## Objective
Set down every entry again word for word, please, but skip the pictures.

## Input
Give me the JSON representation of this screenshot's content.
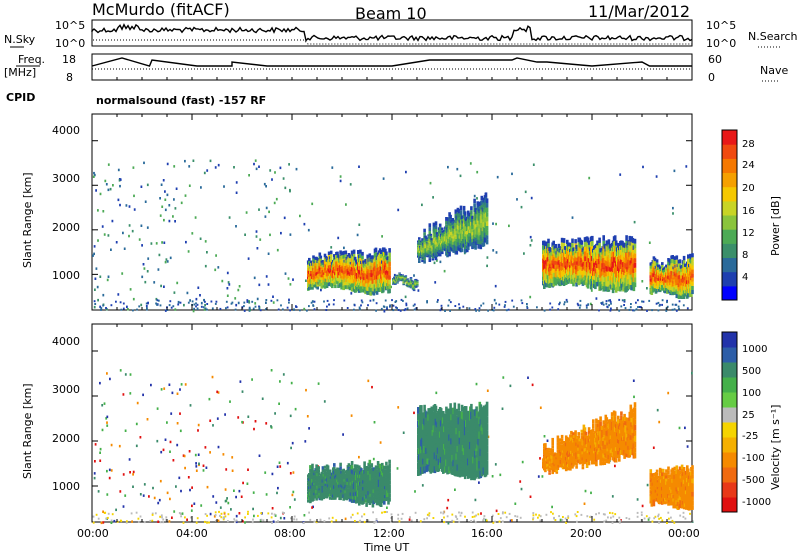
{
  "header": {
    "station": "McMurdo (fitACF)",
    "beam": "Beam 10",
    "date": "11/Mar/2012"
  },
  "status_panels": {
    "nsky_label": "N.Sky",
    "nsky_ticks": [
      "10^5",
      "10^0"
    ],
    "nsearch_label": "N.Search",
    "nsearch_ticks": [
      "10^5",
      "10^0"
    ],
    "freq_label": "Freq.",
    "freq_unit": "[MHz]",
    "freq_ticks": [
      "18",
      "8"
    ],
    "nave_label": "Nave",
    "nave_ticks": [
      "60",
      "0"
    ],
    "cpid_label": "CPID",
    "cpid_text": "normalsound (fast) -157 RF"
  },
  "chart_data": [
    {
      "type": "heatmap",
      "name": "power",
      "ylabel": "Slant Range [km]",
      "yticks": [
        "4000",
        "3000",
        "2000",
        "1000"
      ],
      "ylim": [
        200,
        4600
      ],
      "colorbar_label": "Power [dB]",
      "colorbar_ticks": [
        "28",
        "24",
        "20",
        "16",
        "12",
        "8",
        "4"
      ],
      "colorbar_colors": [
        "#0000ff",
        "#1e3fb0",
        "#2a6a9a",
        "#3a8f6a",
        "#4caa55",
        "#8ac43c",
        "#c8d426",
        "#f5c800",
        "#f5a000",
        "#f57800",
        "#f04a10",
        "#e81818"
      ],
      "echo_regions": [
        {
          "t_start": 8.6,
          "t_end": 11.9,
          "r_low": 600,
          "r_high": 1600,
          "level": "high"
        },
        {
          "t_start": 12.0,
          "t_end": 13.0,
          "r_low": 700,
          "r_high": 1000,
          "level": "medium"
        },
        {
          "t_start": 13.0,
          "t_end": 15.8,
          "r_low": 1200,
          "r_high": 2900,
          "level": "medium"
        },
        {
          "t_start": 18.0,
          "t_end": 21.7,
          "r_low": 650,
          "r_high": 1900,
          "level": "high"
        },
        {
          "t_start": 22.3,
          "t_end": 24.0,
          "r_low": 500,
          "r_high": 1500,
          "level": "high"
        }
      ]
    },
    {
      "type": "heatmap",
      "name": "velocity",
      "ylabel": "Slant Range [km]",
      "yticks": [
        "4000",
        "3000",
        "2000",
        "1000"
      ],
      "ylim": [
        200,
        4600
      ],
      "colorbar_label": "Velocity [m s⁻¹]",
      "colorbar_ticks": [
        "1000",
        "500",
        "100",
        "25",
        "-25",
        "-100",
        "-500",
        "-1000"
      ],
      "colorbar_colors": [
        "#2233aa",
        "#2d5ea8",
        "#3a8a6a",
        "#44b04a",
        "#66cc44",
        "#bbbbbb",
        "#f5d400",
        "#f5b000",
        "#f58a00",
        "#f06a10",
        "#e83818",
        "#e01010"
      ],
      "echo_regions": [
        {
          "t_start": 8.6,
          "t_end": 11.9,
          "r_low": 600,
          "r_high": 1600,
          "sign": "toward"
        },
        {
          "t_start": 13.0,
          "t_end": 15.8,
          "r_low": 1200,
          "r_high": 2900,
          "sign": "toward"
        },
        {
          "t_start": 18.0,
          "t_end": 21.7,
          "r_low": 650,
          "r_high": 1900,
          "sign": "away"
        },
        {
          "t_start": 22.3,
          "t_end": 24.0,
          "r_low": 500,
          "r_high": 1500,
          "sign": "away"
        }
      ]
    }
  ],
  "xaxis": {
    "xlabel": "Time UT",
    "ticks": [
      "00:00",
      "04:00",
      "08:00",
      "12:00",
      "16:00",
      "20:00",
      "00:00"
    ]
  },
  "colors": {
    "power_high": "#e81818",
    "velocity_toward": "#3a8a6a",
    "velocity_away": "#f58a00"
  }
}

## Exercise result
Give me the JSON representation of this screenshot's content.
{
  "header": {
    "station": "McMurdo (fitACF)",
    "beam": "Beam 10",
    "date": "11/Mar/2012"
  },
  "status_panels": {
    "nsky_label": "N.Sky",
    "nsky_ticks": [
      "10^5",
      "10^0"
    ],
    "nsearch_label": "N.Search",
    "nsearch_ticks": [
      "10^5",
      "10^0"
    ],
    "freq_label": "Freq.",
    "freq_unit": "[MHz]",
    "freq_ticks": [
      "18",
      "8"
    ],
    "nave_label": "Nave",
    "nave_ticks": [
      "60",
      "0"
    ],
    "cpid_label": "CPID",
    "cpid_text": "normalsound (fast) -157 RF"
  },
  "chart_data": [
    {
      "type": "heatmap",
      "name": "power",
      "ylabel": "Slant Range [km]",
      "yticks": [
        "4000",
        "3000",
        "2000",
        "1000"
      ],
      "ylim": [
        200,
        4600
      ],
      "colorbar_label": "Power [dB]",
      "colorbar_ticks": [
        "28",
        "24",
        "20",
        "16",
        "12",
        "8",
        "4"
      ],
      "colorbar_colors": [
        "#0000ff",
        "#1e3fb0",
        "#2a6a9a",
        "#3a8f6a",
        "#4caa55",
        "#8ac43c",
        "#c8d426",
        "#f5c800",
        "#f5a000",
        "#f57800",
        "#f04a10",
        "#e81818"
      ],
      "echo_regions": [
        {
          "t_start": 8.6,
          "t_end": 11.9,
          "r_low": 600,
          "r_high": 1600,
          "level": "high"
        },
        {
          "t_start": 12.0,
          "t_end": 13.0,
          "r_low": 700,
          "r_high": 1000,
          "level": "medium"
        },
        {
          "t_start": 13.0,
          "t_end": 15.8,
          "r_low": 1200,
          "r_high": 2900,
          "level": "medium"
        },
        {
          "t_start": 18.0,
          "t_end": 21.7,
          "r_low": 650,
          "r_high": 1900,
          "level": "high"
        },
        {
          "t_start": 22.3,
          "t_end": 24.0,
          "r_low": 500,
          "r_high": 1500,
          "level": "high"
        }
      ]
    },
    {
      "type": "heatmap",
      "name": "velocity",
      "ylabel": "Slant Range [km]",
      "yticks": [
        "4000",
        "3000",
        "2000",
        "1000"
      ],
      "ylim": [
        200,
        4600
      ],
      "colorbar_label": "Velocity [m s⁻¹]",
      "colorbar_ticks": [
        "1000",
        "500",
        "100",
        "25",
        "-25",
        "-100",
        "-500",
        "-1000"
      ],
      "colorbar_colors": [
        "#2233aa",
        "#2d5ea8",
        "#3a8a6a",
        "#44b04a",
        "#66cc44",
        "#bbbbbb",
        "#f5d400",
        "#f5b000",
        "#f58a00",
        "#f06a10",
        "#e83818",
        "#e01010"
      ],
      "echo_regions": [
        {
          "t_start": 8.6,
          "t_end": 11.9,
          "r_low": 600,
          "r_high": 1600,
          "sign": "toward"
        },
        {
          "t_start": 13.0,
          "t_end": 15.8,
          "r_low": 1200,
          "r_high": 2900,
          "sign": "toward"
        },
        {
          "t_start": 18.0,
          "t_end": 21.7,
          "r_low": 650,
          "r_high": 1900,
          "sign": "away"
        },
        {
          "t_start": 22.3,
          "t_end": 24.0,
          "r_low": 500,
          "r_high": 1500,
          "sign": "away"
        }
      ]
    }
  ],
  "xaxis": {
    "xlabel": "Time UT",
    "ticks": [
      "00:00",
      "04:00",
      "08:00",
      "12:00",
      "16:00",
      "20:00",
      "00:00"
    ]
  },
  "colors": {
    "power_high": "#e81818",
    "velocity_toward": "#3a8a6a",
    "velocity_away": "#f58a00"
  }
}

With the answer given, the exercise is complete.